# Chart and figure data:
⟨
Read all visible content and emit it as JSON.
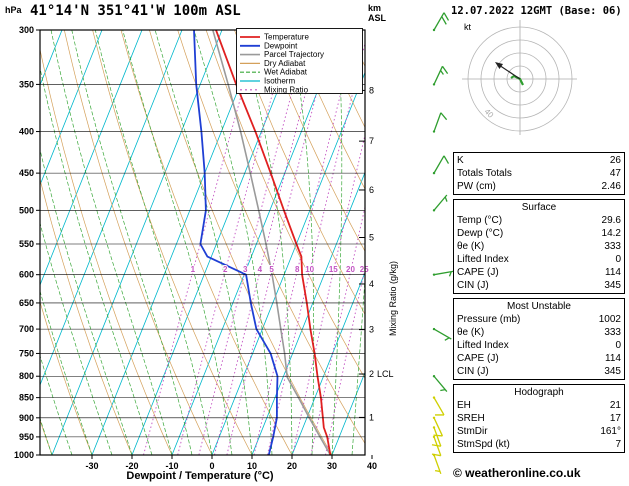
{
  "header": {
    "title": "41°14'N 351°41'W 100m ASL",
    "date": "12.07.2022 12GMT (Base: 06)"
  },
  "axes": {
    "pressure_unit": "hPa",
    "altitude_unit_line1": "km",
    "altitude_unit_line2": "ASL",
    "xlabel": "Dewpoint / Temperature (°C)",
    "mixing_ratio_label": "Mixing Ratio (g/kg)",
    "lcl_label": "LCL",
    "pressure_ticks": [
      300,
      350,
      400,
      450,
      500,
      550,
      600,
      650,
      700,
      750,
      800,
      850,
      900,
      950,
      1000
    ],
    "temp_ticks": [
      -30,
      -20,
      -10,
      0,
      10,
      20,
      30,
      40
    ],
    "km_levels": [
      {
        "km": 1,
        "p": 899
      },
      {
        "km": 2,
        "p": 795
      },
      {
        "km": 3,
        "p": 701
      },
      {
        "km": 4,
        "p": 616
      },
      {
        "km": 5,
        "p": 540
      },
      {
        "km": 6,
        "p": 472
      },
      {
        "km": 7,
        "p": 411
      },
      {
        "km": 8,
        "p": 356
      }
    ]
  },
  "legend": [
    {
      "label": "Temperature",
      "color": "#e02020",
      "width": 1.8,
      "dash": "none"
    },
    {
      "label": "Dewpoint",
      "color": "#1f3fd4",
      "width": 1.8,
      "dash": "none"
    },
    {
      "label": "Parcel Trajectory",
      "color": "#9a9a9a",
      "width": 1.6,
      "dash": "none"
    },
    {
      "label": "Dry Adiabat",
      "color": "#d4a05a",
      "width": 1.2,
      "dash": "none"
    },
    {
      "label": "Wet Adiabat",
      "color": "#3aa83a",
      "width": 1.2,
      "dash": "4 2"
    },
    {
      "label": "Isotherm",
      "color": "#00b8cc",
      "width": 1.2,
      "dash": "none"
    },
    {
      "label": "Mixing Ratio",
      "color": "#c353c3",
      "width": 1.2,
      "dash": "2 3"
    }
  ],
  "chart_data": {
    "type": "line",
    "diagram": "skew-t-log-p",
    "pressure_range_hpa": [
      300,
      1000
    ],
    "temp_axis_c": [
      -40,
      40
    ],
    "colors": {
      "temperature": "#e02020",
      "dewpoint": "#1f3fd4",
      "parcel": "#9a9a9a",
      "dry_adiabat": "#d4a05a",
      "wet_adiabat": "#3aa83a",
      "isotherm": "#00b8cc",
      "mixing_ratio": "#c353c3",
      "barb_upper": "#2f9e2f",
      "barb_lower": "#cfcf00"
    },
    "sounding": {
      "pressure": [
        1000,
        950,
        925,
        900,
        850,
        800,
        750,
        700,
        650,
        600,
        570,
        550,
        500,
        450,
        400,
        350,
        300
      ],
      "temperature": [
        29.6,
        27.0,
        25.2,
        24.0,
        21.5,
        18.5,
        15.5,
        12.0,
        8.5,
        4.5,
        2.5,
        0.0,
        -6.5,
        -13.5,
        -21.5,
        -31.0,
        -41.5
      ],
      "dewpoint": [
        14.2,
        13.5,
        13.0,
        12.5,
        10.5,
        8.5,
        4.5,
        -1.5,
        -5.5,
        -9.5,
        -21.0,
        -24.0,
        -26.0,
        -30.0,
        -35.0,
        -41.0,
        -47.0
      ]
    },
    "parcel": {
      "pressure": [
        1000,
        950,
        900,
        850,
        802,
        750,
        700,
        650,
        600,
        550,
        500,
        450,
        400,
        350,
        300
      ],
      "temperature": [
        29.6,
        25.2,
        20.6,
        15.9,
        11.0,
        8.0,
        4.6,
        1.0,
        -3.0,
        -7.6,
        -12.8,
        -18.6,
        -25.2,
        -33.0,
        -42.3
      ]
    },
    "lcl_pressure": 795,
    "isotherms_c": {
      "min": -120,
      "max": 40,
      "step": 10
    },
    "dry_adiabats_c": {
      "min": -40,
      "max": 120,
      "step": 10
    },
    "wet_adiabats_c": {
      "min": -40,
      "max": 40,
      "step": 5
    },
    "mixing_ratio_g_kg": [
      1,
      2,
      3,
      4,
      5,
      8,
      10,
      15,
      20,
      25
    ],
    "wind_barbs": [
      {
        "p": 300,
        "dir": 30,
        "spd": 20,
        "color": "green"
      },
      {
        "p": 350,
        "dir": 25,
        "spd": 15,
        "color": "green"
      },
      {
        "p": 400,
        "dir": 20,
        "spd": 10,
        "color": "green"
      },
      {
        "p": 450,
        "dir": 30,
        "spd": 10,
        "color": "green"
      },
      {
        "p": 500,
        "dir": 40,
        "spd": 5,
        "color": "green"
      },
      {
        "p": 600,
        "dir": 80,
        "spd": 5,
        "color": "green"
      },
      {
        "p": 700,
        "dir": 120,
        "spd": 5,
        "color": "green"
      },
      {
        "p": 800,
        "dir": 140,
        "spd": 5,
        "color": "green"
      },
      {
        "p": 850,
        "dir": 150,
        "spd": 10,
        "color": "yellow"
      },
      {
        "p": 900,
        "dir": 155,
        "spd": 10,
        "color": "yellow"
      },
      {
        "p": 925,
        "dir": 160,
        "spd": 10,
        "color": "yellow"
      },
      {
        "p": 950,
        "dir": 160,
        "spd": 10,
        "color": "yellow"
      },
      {
        "p": 1000,
        "dir": 160,
        "spd": 7,
        "color": "yellow"
      }
    ]
  },
  "hodograph": {
    "unit_label": "kt",
    "ring_label": "40",
    "rings_kt": [
      10,
      20,
      30,
      40
    ]
  },
  "table": {
    "sections": [
      {
        "header": null,
        "rows": [
          {
            "label": "K",
            "value": "26"
          },
          {
            "label": "Totals Totals",
            "value": "47"
          },
          {
            "label": "PW (cm)",
            "value": "2.46"
          }
        ]
      },
      {
        "header": "Surface",
        "rows": [
          {
            "label": "Temp (°C)",
            "value": "29.6"
          },
          {
            "label": "Dewp (°C)",
            "value": "14.2"
          },
          {
            "label": "θe (K)",
            "value": "333"
          },
          {
            "label": "Lifted Index",
            "value": "0"
          },
          {
            "label": "CAPE (J)",
            "value": "114"
          },
          {
            "label": "CIN (J)",
            "value": "345"
          }
        ]
      },
      {
        "header": "Most Unstable",
        "rows": [
          {
            "label": "Pressure (mb)",
            "value": "1002"
          },
          {
            "label": "θe (K)",
            "value": "333"
          },
          {
            "label": "Lifted Index",
            "value": "0"
          },
          {
            "label": "CAPE (J)",
            "value": "114"
          },
          {
            "label": "CIN (J)",
            "value": "345"
          }
        ]
      },
      {
        "header": "Hodograph",
        "rows": [
          {
            "label": "EH",
            "value": "21"
          },
          {
            "label": "SREH",
            "value": "17"
          },
          {
            "label": "StmDir",
            "value": "161°"
          },
          {
            "label": "StmSpd (kt)",
            "value": "7"
          }
        ]
      }
    ]
  },
  "footer": {
    "copyright": "© weatheronline.co.uk"
  }
}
⟩
# Task statement:
Print the complete listing exactly as it stands, without its pictures.

# The reply:
Read all visible content and emit it as JSON.
{
  "header": {
    "title": "41°14'N 351°41'W 100m ASL",
    "date": "12.07.2022 12GMT (Base: 06)"
  },
  "axes": {
    "pressure_unit": "hPa",
    "altitude_unit_line1": "km",
    "altitude_unit_line2": "ASL",
    "xlabel": "Dewpoint / Temperature (°C)",
    "mixing_ratio_label": "Mixing Ratio (g/kg)",
    "lcl_label": "LCL",
    "pressure_ticks": [
      300,
      350,
      400,
      450,
      500,
      550,
      600,
      650,
      700,
      750,
      800,
      850,
      900,
      950,
      1000
    ],
    "temp_ticks": [
      -30,
      -20,
      -10,
      0,
      10,
      20,
      30,
      40
    ],
    "km_levels": [
      {
        "km": 1,
        "p": 899
      },
      {
        "km": 2,
        "p": 795
      },
      {
        "km": 3,
        "p": 701
      },
      {
        "km": 4,
        "p": 616
      },
      {
        "km": 5,
        "p": 540
      },
      {
        "km": 6,
        "p": 472
      },
      {
        "km": 7,
        "p": 411
      },
      {
        "km": 8,
        "p": 356
      }
    ]
  },
  "legend": [
    {
      "label": "Temperature",
      "color": "#e02020",
      "width": 1.8,
      "dash": "none"
    },
    {
      "label": "Dewpoint",
      "color": "#1f3fd4",
      "width": 1.8,
      "dash": "none"
    },
    {
      "label": "Parcel Trajectory",
      "color": "#9a9a9a",
      "width": 1.6,
      "dash": "none"
    },
    {
      "label": "Dry Adiabat",
      "color": "#d4a05a",
      "width": 1.2,
      "dash": "none"
    },
    {
      "label": "Wet Adiabat",
      "color": "#3aa83a",
      "width": 1.2,
      "dash": "4 2"
    },
    {
      "label": "Isotherm",
      "color": "#00b8cc",
      "width": 1.2,
      "dash": "none"
    },
    {
      "label": "Mixing Ratio",
      "color": "#c353c3",
      "width": 1.2,
      "dash": "2 3"
    }
  ],
  "chart_data": {
    "type": "line",
    "diagram": "skew-t-log-p",
    "pressure_range_hpa": [
      300,
      1000
    ],
    "temp_axis_c": [
      -40,
      40
    ],
    "colors": {
      "temperature": "#e02020",
      "dewpoint": "#1f3fd4",
      "parcel": "#9a9a9a",
      "dry_adiabat": "#d4a05a",
      "wet_adiabat": "#3aa83a",
      "isotherm": "#00b8cc",
      "mixing_ratio": "#c353c3",
      "barb_upper": "#2f9e2f",
      "barb_lower": "#cfcf00"
    },
    "sounding": {
      "pressure": [
        1000,
        950,
        925,
        900,
        850,
        800,
        750,
        700,
        650,
        600,
        570,
        550,
        500,
        450,
        400,
        350,
        300
      ],
      "temperature": [
        29.6,
        27.0,
        25.2,
        24.0,
        21.5,
        18.5,
        15.5,
        12.0,
        8.5,
        4.5,
        2.5,
        0.0,
        -6.5,
        -13.5,
        -21.5,
        -31.0,
        -41.5
      ],
      "dewpoint": [
        14.2,
        13.5,
        13.0,
        12.5,
        10.5,
        8.5,
        4.5,
        -1.5,
        -5.5,
        -9.5,
        -21.0,
        -24.0,
        -26.0,
        -30.0,
        -35.0,
        -41.0,
        -47.0
      ]
    },
    "parcel": {
      "pressure": [
        1000,
        950,
        900,
        850,
        802,
        750,
        700,
        650,
        600,
        550,
        500,
        450,
        400,
        350,
        300
      ],
      "temperature": [
        29.6,
        25.2,
        20.6,
        15.9,
        11.0,
        8.0,
        4.6,
        1.0,
        -3.0,
        -7.6,
        -12.8,
        -18.6,
        -25.2,
        -33.0,
        -42.3
      ]
    },
    "lcl_pressure": 795,
    "isotherms_c": {
      "min": -120,
      "max": 40,
      "step": 10
    },
    "dry_adiabats_c": {
      "min": -40,
      "max": 120,
      "step": 10
    },
    "wet_adiabats_c": {
      "min": -40,
      "max": 40,
      "step": 5
    },
    "mixing_ratio_g_kg": [
      1,
      2,
      3,
      4,
      5,
      8,
      10,
      15,
      20,
      25
    ],
    "wind_barbs": [
      {
        "p": 300,
        "dir": 30,
        "spd": 20,
        "color": "green"
      },
      {
        "p": 350,
        "dir": 25,
        "spd": 15,
        "color": "green"
      },
      {
        "p": 400,
        "dir": 20,
        "spd": 10,
        "color": "green"
      },
      {
        "p": 450,
        "dir": 30,
        "spd": 10,
        "color": "green"
      },
      {
        "p": 500,
        "dir": 40,
        "spd": 5,
        "color": "green"
      },
      {
        "p": 600,
        "dir": 80,
        "spd": 5,
        "color": "green"
      },
      {
        "p": 700,
        "dir": 120,
        "spd": 5,
        "color": "green"
      },
      {
        "p": 800,
        "dir": 140,
        "spd": 5,
        "color": "green"
      },
      {
        "p": 850,
        "dir": 150,
        "spd": 10,
        "color": "yellow"
      },
      {
        "p": 900,
        "dir": 155,
        "spd": 10,
        "color": "yellow"
      },
      {
        "p": 925,
        "dir": 160,
        "spd": 10,
        "color": "yellow"
      },
      {
        "p": 950,
        "dir": 160,
        "spd": 10,
        "color": "yellow"
      },
      {
        "p": 1000,
        "dir": 160,
        "spd": 7,
        "color": "yellow"
      }
    ]
  },
  "hodograph": {
    "unit_label": "kt",
    "ring_label": "40",
    "rings_kt": [
      10,
      20,
      30,
      40
    ]
  },
  "table": {
    "sections": [
      {
        "header": null,
        "rows": [
          {
            "label": "K",
            "value": "26"
          },
          {
            "label": "Totals Totals",
            "value": "47"
          },
          {
            "label": "PW (cm)",
            "value": "2.46"
          }
        ]
      },
      {
        "header": "Surface",
        "rows": [
          {
            "label": "Temp (°C)",
            "value": "29.6"
          },
          {
            "label": "Dewp (°C)",
            "value": "14.2"
          },
          {
            "label": "θe (K)",
            "value": "333"
          },
          {
            "label": "Lifted Index",
            "value": "0"
          },
          {
            "label": "CAPE (J)",
            "value": "114"
          },
          {
            "label": "CIN (J)",
            "value": "345"
          }
        ]
      },
      {
        "header": "Most Unstable",
        "rows": [
          {
            "label": "Pressure (mb)",
            "value": "1002"
          },
          {
            "label": "θe (K)",
            "value": "333"
          },
          {
            "label": "Lifted Index",
            "value": "0"
          },
          {
            "label": "CAPE (J)",
            "value": "114"
          },
          {
            "label": "CIN (J)",
            "value": "345"
          }
        ]
      },
      {
        "header": "Hodograph",
        "rows": [
          {
            "label": "EH",
            "value": "21"
          },
          {
            "label": "SREH",
            "value": "17"
          },
          {
            "label": "StmDir",
            "value": "161°"
          },
          {
            "label": "StmSpd (kt)",
            "value": "7"
          }
        ]
      }
    ]
  },
  "footer": {
    "copyright": "© weatheronline.co.uk"
  }
}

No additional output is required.